Output all of the data below exactly as given.

— start of Data lines —

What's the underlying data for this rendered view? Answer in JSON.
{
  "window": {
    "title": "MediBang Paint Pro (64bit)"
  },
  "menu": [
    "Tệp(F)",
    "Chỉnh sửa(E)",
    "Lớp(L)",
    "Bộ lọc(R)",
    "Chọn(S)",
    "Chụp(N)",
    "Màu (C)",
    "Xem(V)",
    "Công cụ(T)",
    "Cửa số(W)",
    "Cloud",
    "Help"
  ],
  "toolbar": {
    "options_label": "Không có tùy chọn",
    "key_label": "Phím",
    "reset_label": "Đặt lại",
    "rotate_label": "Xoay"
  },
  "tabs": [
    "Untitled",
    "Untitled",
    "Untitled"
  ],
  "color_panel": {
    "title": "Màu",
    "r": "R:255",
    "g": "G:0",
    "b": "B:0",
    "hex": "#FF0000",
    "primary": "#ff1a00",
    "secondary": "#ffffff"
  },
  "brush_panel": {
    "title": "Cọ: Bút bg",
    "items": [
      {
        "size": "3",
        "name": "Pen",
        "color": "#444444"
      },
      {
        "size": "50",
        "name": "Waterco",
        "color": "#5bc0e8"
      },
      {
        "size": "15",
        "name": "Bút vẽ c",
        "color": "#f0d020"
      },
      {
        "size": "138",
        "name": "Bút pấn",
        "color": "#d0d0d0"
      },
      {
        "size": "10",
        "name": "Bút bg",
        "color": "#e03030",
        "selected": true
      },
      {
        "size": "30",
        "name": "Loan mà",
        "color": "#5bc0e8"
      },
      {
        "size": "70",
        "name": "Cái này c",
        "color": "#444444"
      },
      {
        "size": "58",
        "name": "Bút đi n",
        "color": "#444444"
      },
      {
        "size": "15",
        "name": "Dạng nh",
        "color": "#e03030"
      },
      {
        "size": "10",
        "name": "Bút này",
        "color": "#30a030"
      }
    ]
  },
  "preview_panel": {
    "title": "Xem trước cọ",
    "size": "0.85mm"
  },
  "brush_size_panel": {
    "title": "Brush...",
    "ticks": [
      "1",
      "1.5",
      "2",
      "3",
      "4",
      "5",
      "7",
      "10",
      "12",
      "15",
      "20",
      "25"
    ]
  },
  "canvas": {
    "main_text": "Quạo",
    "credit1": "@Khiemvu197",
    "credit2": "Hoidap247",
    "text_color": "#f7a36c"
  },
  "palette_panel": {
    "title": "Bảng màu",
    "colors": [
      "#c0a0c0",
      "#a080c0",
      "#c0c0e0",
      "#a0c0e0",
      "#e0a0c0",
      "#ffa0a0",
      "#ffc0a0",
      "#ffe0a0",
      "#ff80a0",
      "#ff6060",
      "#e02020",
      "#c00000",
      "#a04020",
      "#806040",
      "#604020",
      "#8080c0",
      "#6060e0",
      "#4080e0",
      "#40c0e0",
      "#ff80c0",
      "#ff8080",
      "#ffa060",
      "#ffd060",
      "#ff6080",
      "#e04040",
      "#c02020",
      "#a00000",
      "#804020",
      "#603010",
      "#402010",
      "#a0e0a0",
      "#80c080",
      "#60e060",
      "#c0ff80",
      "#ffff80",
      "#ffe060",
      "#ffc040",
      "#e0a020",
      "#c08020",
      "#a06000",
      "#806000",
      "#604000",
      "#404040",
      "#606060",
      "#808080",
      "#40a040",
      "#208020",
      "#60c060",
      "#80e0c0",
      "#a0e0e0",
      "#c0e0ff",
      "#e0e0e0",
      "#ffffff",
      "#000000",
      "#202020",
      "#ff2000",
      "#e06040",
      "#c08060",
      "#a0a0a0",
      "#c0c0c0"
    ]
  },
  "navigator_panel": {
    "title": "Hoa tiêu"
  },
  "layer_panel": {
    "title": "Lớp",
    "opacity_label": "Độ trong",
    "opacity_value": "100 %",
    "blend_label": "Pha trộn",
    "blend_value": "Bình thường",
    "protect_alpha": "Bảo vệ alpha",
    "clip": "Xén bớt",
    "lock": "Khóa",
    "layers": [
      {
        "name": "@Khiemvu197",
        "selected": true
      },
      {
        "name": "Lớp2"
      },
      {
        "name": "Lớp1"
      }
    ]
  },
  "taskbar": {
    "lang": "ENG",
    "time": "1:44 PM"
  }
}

— end of Data lines —

# [In response]
What's the underlying data for this rendered view? Answer in JSON.
{
  "window": {
    "title": "MediBang Paint Pro (64bit)"
  },
  "menu": [
    "Tệp(F)",
    "Chỉnh sửa(E)",
    "Lớp(L)",
    "Bộ lọc(R)",
    "Chọn(S)",
    "Chụp(N)",
    "Màu (C)",
    "Xem(V)",
    "Công cụ(T)",
    "Cửa số(W)",
    "Cloud",
    "Help"
  ],
  "toolbar": {
    "options_label": "Không có tùy chọn",
    "key_label": "Phím",
    "reset_label": "Đặt lại",
    "rotate_label": "Xoay"
  },
  "tabs": [
    "Untitled",
    "Untitled",
    "Untitled"
  ],
  "color_panel": {
    "title": "Màu",
    "r": "R:255",
    "g": "G:0",
    "b": "B:0",
    "hex": "#FF0000",
    "primary": "#ff1a00",
    "secondary": "#ffffff"
  },
  "brush_panel": {
    "title": "Cọ: Bút bg",
    "items": [
      {
        "size": "3",
        "name": "Pen",
        "color": "#444444"
      },
      {
        "size": "50",
        "name": "Waterco",
        "color": "#5bc0e8"
      },
      {
        "size": "15",
        "name": "Bút vẽ c",
        "color": "#f0d020"
      },
      {
        "size": "138",
        "name": "Bút pấn",
        "color": "#d0d0d0"
      },
      {
        "size": "10",
        "name": "Bút bg",
        "color": "#e03030",
        "selected": true
      },
      {
        "size": "30",
        "name": "Loan mà",
        "color": "#5bc0e8"
      },
      {
        "size": "70",
        "name": "Cái này c",
        "color": "#444444"
      },
      {
        "size": "58",
        "name": "Bút đi n",
        "color": "#444444"
      },
      {
        "size": "15",
        "name": "Dạng nh",
        "color": "#e03030"
      },
      {
        "size": "10",
        "name": "Bút này",
        "color": "#30a030"
      }
    ]
  },
  "preview_panel": {
    "title": "Xem trước cọ",
    "size": "0.85mm"
  },
  "brush_size_panel": {
    "title": "Brush...",
    "ticks": [
      "1",
      "1.5",
      "2",
      "3",
      "4",
      "5",
      "7",
      "10",
      "12",
      "15",
      "20",
      "25"
    ]
  },
  "canvas": {
    "main_text": "Quạo",
    "credit1": "@Khiemvu197",
    "credit2": "Hoidap247",
    "text_color": "#f7a36c"
  },
  "palette_panel": {
    "title": "Bảng màu",
    "colors": [
      "#c0a0c0",
      "#a080c0",
      "#c0c0e0",
      "#a0c0e0",
      "#e0a0c0",
      "#ffa0a0",
      "#ffc0a0",
      "#ffe0a0",
      "#ff80a0",
      "#ff6060",
      "#e02020",
      "#c00000",
      "#a04020",
      "#806040",
      "#604020",
      "#8080c0",
      "#6060e0",
      "#4080e0",
      "#40c0e0",
      "#ff80c0",
      "#ff8080",
      "#ffa060",
      "#ffd060",
      "#ff6080",
      "#e04040",
      "#c02020",
      "#a00000",
      "#804020",
      "#603010",
      "#402010",
      "#a0e0a0",
      "#80c080",
      "#60e060",
      "#c0ff80",
      "#ffff80",
      "#ffe060",
      "#ffc040",
      "#e0a020",
      "#c08020",
      "#a06000",
      "#806000",
      "#604000",
      "#404040",
      "#606060",
      "#808080",
      "#40a040",
      "#208020",
      "#60c060",
      "#80e0c0",
      "#a0e0e0",
      "#c0e0ff",
      "#e0e0e0",
      "#ffffff",
      "#000000",
      "#202020",
      "#ff2000",
      "#e06040",
      "#c08060",
      "#a0a0a0",
      "#c0c0c0"
    ]
  },
  "navigator_panel": {
    "title": "Hoa tiêu"
  },
  "layer_panel": {
    "title": "Lớp",
    "opacity_label": "Độ trong",
    "opacity_value": "100 %",
    "blend_label": "Pha trộn",
    "blend_value": "Bình thường",
    "protect_alpha": "Bảo vệ alpha",
    "clip": "Xén bớt",
    "lock": "Khóa",
    "layers": [
      {
        "name": "@Khiemvu197",
        "selected": true
      },
      {
        "name": "Lớp2"
      },
      {
        "name": "Lớp1"
      }
    ]
  },
  "taskbar": {
    "lang": "ENG",
    "time": "1:44 PM"
  }
}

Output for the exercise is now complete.